==== Text excerpt ====

= Fundamental solution =

Concept in the solution of linear partial differential equations

In mathematics, a fundamental solution for a linear partial differential operator L is a formulation in the language of distribution theory of the older idea of a Green's function (although unlike Green's functions, fundamental solutions do not address boundary conditions).

In terms of the Dirac delta function δ(x), a fundamental solution F is a solution of the inhomogeneous equation

LF = δ(x).

Here F is a priori only assumed to be a distribution.

This concept has long been utilized for the Laplacian in two and three dimensions. It was investigated for all dimensions for the Laplacian by Marcel Riesz.

The existence of a fundamental solution for any operator with constant coefficients — the most important case, directly linked to the possibility of using convolution to solve an arbitrary right hand side — was shown by Bernard Malgrange and Leon Ehrenpreis, and a proof is available in Joel Smoller (1994). In the context of functional analysis, fundamental solutions are usually developed via the Fredholm alternative and explored in Fredholm theory.

==Example==
Consider the following differential equation Lf = sin(x) with
$$L = \frac{d^2}{d x^2} .$$

The fundamental solutions can be obtained by solving LF = δ(x), explicitly,
$$\frac{d^2}{d x^2} F(x) = \delta(x) \,.$$

Since for the unit step function (also known as the Heaviside function) H we have
$$\frac{d}{d x} H(x) = \delta(x) \,,$$
there is a solution
$$\frac{d}{d x} F(x) = H(x) + C \,.$$
Here C is an arbitrary constant introduced by the integration. For convenience, set C = −1/2.

After integrating $\frac{dF}{dx}$ and choosing the new integration constant as zero, one has
$$F(x) = x H(x) - \frac{1}{2}x = \frac{1}{2} |x| ~.$$

==Motivation==

Once the fundamental solution is found, it is straightforward to find a solution of the original equation, through convolution of the fundamental solution and the desired right hand side.

Fundamental solutions also play an important role in the numerical solution of partial differential equations by the boundary element method.

==== Provided material ====

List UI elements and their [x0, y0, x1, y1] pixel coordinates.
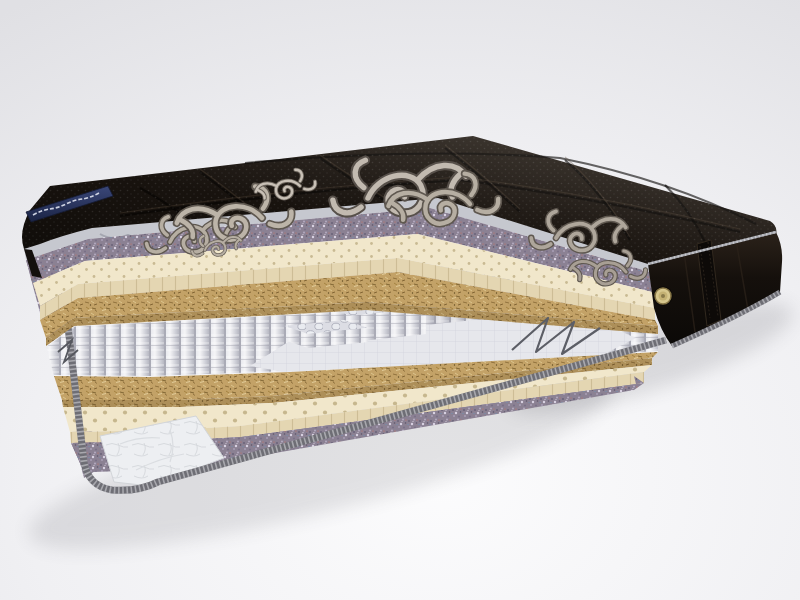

====

What you will do =
1. From the text on fundamental solutions above, reproduce word for word the passage from "In mathematics, a" up to and including "address boundary conditions).".
2. Summarize the text on fundamental solutions in two sentences.
3. Shorten the paragraph of the text on fundamental solutions that begins "The existence of a fundamental solution for any operator", keeping its main facts.

Outputs by task =
1.
In mathematics, a fundamental solution for a linear partial differential operator L is a formulation in the language of distribution theory of the older idea of a Green's function (although unlike Green's functions, fundamental solutions do not address boundary conditions).

2. A fundamental solution for a linear partial differential operator L is a solution F of LF = δ(x), a distribution-theory version of the older Green's function idea that does not address boundary conditions. Once it is found, a solution of the original equation follows by convolving it with the desired right-hand side, and fundamental solutions also play an important role in the boundary element method for solving partial differential equations numerically.

3. Bernard Malgrange and Leon Ehrenpreis showed that every operator with constant coefficients has a fundamental solution. This is the most important case, because it is directly linked to solving an arbitrary right-hand side by convolution, and a proof is available in Joel Smoller (1994). In functional analysis, fundamental solutions are usually developed via the Fredholm alternative and explored in Fredholm theory.